▶ Page layout parsing data
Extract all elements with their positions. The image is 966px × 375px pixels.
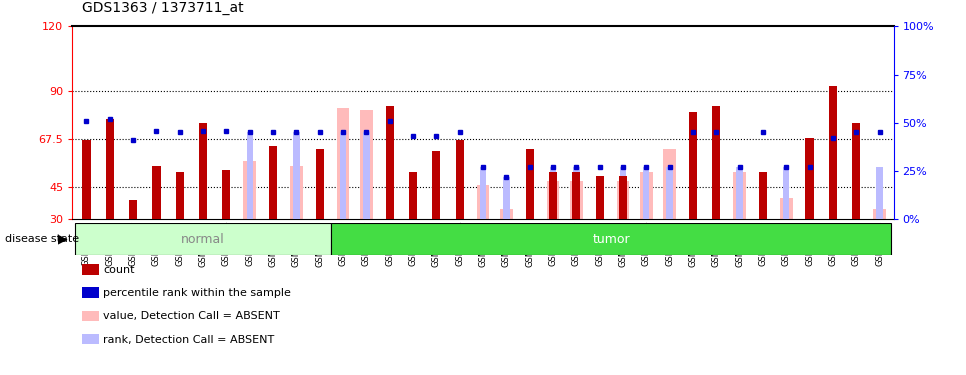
Bar xyxy=(336,108,350,219)
Bar xyxy=(176,172,184,219)
Bar xyxy=(222,170,231,219)
Bar xyxy=(806,138,813,219)
Bar xyxy=(712,106,721,219)
Bar xyxy=(105,118,114,219)
Bar xyxy=(780,198,793,219)
Bar xyxy=(290,166,302,219)
Text: value, Detection Call = ABSENT: value, Detection Call = ABSENT xyxy=(103,312,280,321)
Text: tumor: tumor xyxy=(592,232,630,246)
Bar xyxy=(619,177,627,219)
Text: disease state: disease state xyxy=(5,234,79,244)
Bar xyxy=(480,167,486,219)
Bar xyxy=(82,140,91,219)
Bar xyxy=(664,148,676,219)
Bar xyxy=(733,172,746,219)
Bar xyxy=(873,209,886,219)
Bar xyxy=(409,172,417,219)
Bar xyxy=(269,146,277,219)
Bar xyxy=(759,172,767,219)
Bar xyxy=(74,223,331,255)
Bar xyxy=(876,167,883,219)
Bar xyxy=(667,167,673,219)
Bar xyxy=(596,177,604,219)
Bar xyxy=(549,172,557,219)
Bar xyxy=(616,181,630,219)
Bar xyxy=(476,185,490,219)
Bar xyxy=(572,172,581,219)
Bar xyxy=(293,132,299,219)
Bar xyxy=(199,123,207,219)
Bar xyxy=(153,166,160,219)
Bar xyxy=(243,161,256,219)
Text: count: count xyxy=(103,265,135,275)
Bar xyxy=(620,167,626,219)
Bar xyxy=(385,106,394,219)
Bar xyxy=(432,151,440,219)
Bar xyxy=(246,132,253,219)
Bar xyxy=(550,167,556,219)
Bar xyxy=(689,112,697,219)
Bar xyxy=(573,167,580,219)
Text: normal: normal xyxy=(182,232,225,246)
Bar xyxy=(547,181,559,219)
Bar xyxy=(340,132,346,219)
Text: percentile rank within the sample: percentile rank within the sample xyxy=(103,288,291,298)
Bar xyxy=(639,172,653,219)
Bar xyxy=(316,148,324,219)
Bar xyxy=(331,223,892,255)
Bar xyxy=(783,167,789,219)
Bar xyxy=(456,140,464,219)
Bar xyxy=(363,132,370,219)
Bar xyxy=(736,167,743,219)
Bar xyxy=(500,209,513,219)
Bar xyxy=(526,148,534,219)
Bar xyxy=(852,123,861,219)
Text: rank, Detection Call = ABSENT: rank, Detection Call = ABSENT xyxy=(103,335,274,345)
Text: GDS1363 / 1373711_at: GDS1363 / 1373711_at xyxy=(82,1,243,15)
Bar xyxy=(503,177,509,219)
Bar xyxy=(360,110,373,219)
Bar xyxy=(570,181,582,219)
Bar xyxy=(643,167,649,219)
Text: ▶: ▶ xyxy=(58,232,68,246)
Bar xyxy=(829,86,837,219)
Bar xyxy=(129,200,137,219)
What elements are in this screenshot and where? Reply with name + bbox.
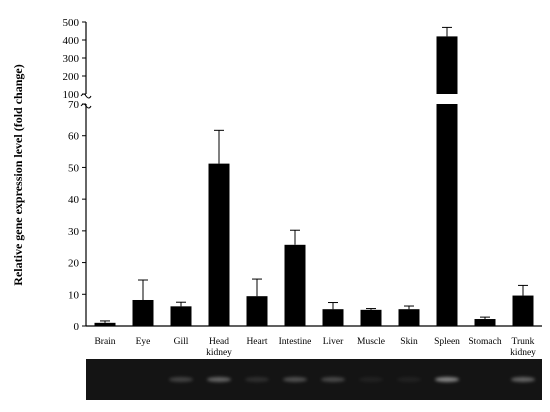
y-tick-label-lower-40: 40	[68, 194, 80, 206]
bar-7	[360, 309, 382, 326]
x-tick-label-6: Liver	[323, 337, 344, 347]
x-tick-label-3: Head kidney	[206, 337, 232, 358]
x-tick-label-0: Brain	[94, 337, 115, 347]
bar-0	[94, 322, 116, 326]
bar-10	[474, 319, 496, 326]
x-tick-label-5: Intestine	[279, 337, 312, 347]
bar-8	[398, 309, 420, 326]
gel-band-3	[207, 377, 231, 382]
gel-band-4	[245, 377, 269, 382]
x-tick-label-2: Gill	[174, 337, 189, 347]
y-tick-label-upper-400: 400	[63, 35, 80, 47]
x-tick-labels: Brain Eye Gill Head kidney Heart Intestine Live…	[94, 337, 536, 358]
x-tick-label-1: Eye	[136, 337, 151, 347]
bar-3	[208, 163, 230, 326]
x-tick-label-11: Trunk kidney	[510, 337, 536, 358]
bar-9-upper	[436, 36, 458, 94]
bar-2	[170, 306, 192, 326]
x-tick-label-7: Muscle	[357, 337, 385, 347]
gel-band-8	[397, 377, 421, 382]
y-tick-label-upper-300: 300	[63, 53, 80, 65]
gel-band-5	[283, 377, 307, 382]
y-tick-label-lower-0: 0	[74, 321, 80, 333]
gel-band-7	[359, 377, 383, 382]
bar-9-lower	[436, 104, 458, 326]
y-axis-label: Relative gene expression level (fold cha…	[11, 64, 25, 285]
axis-break-mark	[80, 93, 92, 99]
bar-11	[512, 295, 534, 326]
y-tick-label-upper-100: 100	[63, 89, 80, 101]
x-tick-label-9: Spleen	[434, 337, 460, 347]
x-tick-label-8: Skin	[400, 337, 418, 347]
gel-band-11	[511, 377, 535, 382]
bar-4	[246, 296, 268, 326]
y-tick-label-lower-50: 50	[68, 162, 80, 174]
bar-6	[322, 309, 344, 326]
gel-band-6	[321, 377, 345, 382]
gel-electrophoresis-image	[86, 359, 542, 400]
y-tick-label-lower-20: 20	[68, 258, 80, 270]
gel-band-9	[435, 377, 459, 382]
y-tick-label-lower-70: 70	[68, 99, 80, 111]
y-tick-label-lower-60: 60	[68, 131, 80, 143]
bar-1	[132, 299, 154, 326]
x-tick-label-10: Stomach	[468, 337, 501, 347]
gel-band-2	[169, 377, 193, 382]
error-bars	[100, 26, 528, 323]
y-tick-label-upper-500: 500	[63, 17, 80, 29]
x-tick-label-4: Heart	[246, 337, 267, 347]
y-tick-label-lower-30: 30	[68, 226, 80, 238]
y-tick-label-lower-10: 10	[68, 289, 80, 301]
y-tick-label-upper-200: 200	[63, 71, 80, 83]
bar-5	[284, 244, 306, 326]
bars	[94, 36, 534, 326]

▶ Your task
Output all the entries exactly, minus any pictures.

▶ Answer
Extract all elements with their positions. The image is 966px × 375px pixels.
Bar xyxy=(336,108,350,219)
Bar xyxy=(176,172,184,219)
Bar xyxy=(222,170,231,219)
Bar xyxy=(806,138,813,219)
Bar xyxy=(712,106,721,219)
Bar xyxy=(105,118,114,219)
Bar xyxy=(780,198,793,219)
Bar xyxy=(290,166,302,219)
Text: value, Detection Call = ABSENT: value, Detection Call = ABSENT xyxy=(103,312,280,321)
Text: tumor: tumor xyxy=(592,232,630,246)
Bar xyxy=(619,177,627,219)
Text: disease state: disease state xyxy=(5,234,79,244)
Bar xyxy=(480,167,486,219)
Bar xyxy=(82,140,91,219)
Bar xyxy=(664,148,676,219)
Bar xyxy=(733,172,746,219)
Bar xyxy=(873,209,886,219)
Bar xyxy=(409,172,417,219)
Bar xyxy=(269,146,277,219)
Bar xyxy=(759,172,767,219)
Bar xyxy=(74,223,331,255)
Bar xyxy=(876,167,883,219)
Bar xyxy=(667,167,673,219)
Bar xyxy=(596,177,604,219)
Bar xyxy=(549,172,557,219)
Bar xyxy=(616,181,630,219)
Bar xyxy=(476,185,490,219)
Bar xyxy=(572,172,581,219)
Bar xyxy=(293,132,299,219)
Bar xyxy=(199,123,207,219)
Bar xyxy=(153,166,160,219)
Bar xyxy=(243,161,256,219)
Text: count: count xyxy=(103,265,135,275)
Bar xyxy=(620,167,626,219)
Bar xyxy=(385,106,394,219)
Bar xyxy=(432,151,440,219)
Bar xyxy=(246,132,253,219)
Bar xyxy=(550,167,556,219)
Bar xyxy=(689,112,697,219)
Bar xyxy=(573,167,580,219)
Text: normal: normal xyxy=(182,232,225,246)
Bar xyxy=(547,181,559,219)
Bar xyxy=(340,132,346,219)
Text: percentile rank within the sample: percentile rank within the sample xyxy=(103,288,291,298)
Bar xyxy=(639,172,653,219)
Bar xyxy=(316,148,324,219)
Bar xyxy=(331,223,892,255)
Bar xyxy=(783,167,789,219)
Bar xyxy=(456,140,464,219)
Bar xyxy=(363,132,370,219)
Bar xyxy=(736,167,743,219)
Bar xyxy=(500,209,513,219)
Bar xyxy=(526,148,534,219)
Bar xyxy=(852,123,861,219)
Text: rank, Detection Call = ABSENT: rank, Detection Call = ABSENT xyxy=(103,335,274,345)
Text: GDS1363 / 1373711_at: GDS1363 / 1373711_at xyxy=(82,1,243,15)
Bar xyxy=(503,177,509,219)
Bar xyxy=(360,110,373,219)
Bar xyxy=(570,181,582,219)
Bar xyxy=(643,167,649,219)
Text: ▶: ▶ xyxy=(58,232,68,246)
Bar xyxy=(829,86,837,219)
Bar xyxy=(129,200,137,219)
What elements are in this screenshot and where? Reply with name + bbox.
y-tick-label-lower-40: 40	[68, 194, 80, 206]
bar-7	[360, 309, 382, 326]
x-tick-label-6: Liver	[323, 337, 344, 347]
x-tick-label-3: Head kidney	[206, 337, 232, 358]
x-tick-label-0: Brain	[94, 337, 115, 347]
bar-0	[94, 322, 116, 326]
bar-10	[474, 319, 496, 326]
x-tick-label-5: Intestine	[279, 337, 312, 347]
bar-8	[398, 309, 420, 326]
gel-band-3	[207, 377, 231, 382]
gel-band-4	[245, 377, 269, 382]
x-tick-label-2: Gill	[174, 337, 189, 347]
y-tick-label-upper-400: 400	[63, 35, 80, 47]
x-tick-labels: Brain Eye Gill Head kidney Heart Intestine Live…	[94, 337, 536, 358]
x-tick-label-1: Eye	[136, 337, 151, 347]
bar-3	[208, 163, 230, 326]
x-tick-label-11: Trunk kidney	[510, 337, 536, 358]
bar-9-upper	[436, 36, 458, 94]
bar-2	[170, 306, 192, 326]
x-tick-label-7: Muscle	[357, 337, 385, 347]
gel-band-8	[397, 377, 421, 382]
y-tick-label-upper-300: 300	[63, 53, 80, 65]
gel-band-5	[283, 377, 307, 382]
y-tick-label-lower-0: 0	[74, 321, 80, 333]
gel-band-7	[359, 377, 383, 382]
bar-9-lower	[436, 104, 458, 326]
y-axis-label: Relative gene expression level (fold cha…	[11, 64, 25, 285]
axis-break-mark	[80, 93, 92, 99]
bar-11	[512, 295, 534, 326]
y-tick-label-upper-100: 100	[63, 89, 80, 101]
x-tick-label-9: Spleen	[434, 337, 460, 347]
x-tick-label-8: Skin	[400, 337, 418, 347]
gel-band-11	[511, 377, 535, 382]
bar-4	[246, 296, 268, 326]
y-tick-label-lower-50: 50	[68, 162, 80, 174]
bar-6	[322, 309, 344, 326]
gel-band-6	[321, 377, 345, 382]
gel-electrophoresis-image	[86, 359, 542, 400]
y-tick-label-lower-20: 20	[68, 258, 80, 270]
gel-band-9	[435, 377, 459, 382]
y-tick-label-lower-70: 70	[68, 99, 80, 111]
y-tick-label-lower-60: 60	[68, 131, 80, 143]
bar-1	[132, 299, 154, 326]
x-tick-label-10: Stomach	[468, 337, 501, 347]
gel-band-2	[169, 377, 193, 382]
error-bars	[100, 26, 528, 323]
y-tick-label-upper-500: 500	[63, 17, 80, 29]
x-tick-label-4: Heart	[246, 337, 267, 347]
y-tick-label-lower-30: 30	[68, 226, 80, 238]
y-tick-label-lower-10: 10	[68, 289, 80, 301]
y-tick-label-upper-200: 200	[63, 71, 80, 83]
bar-5	[284, 244, 306, 326]
bars	[94, 36, 534, 326]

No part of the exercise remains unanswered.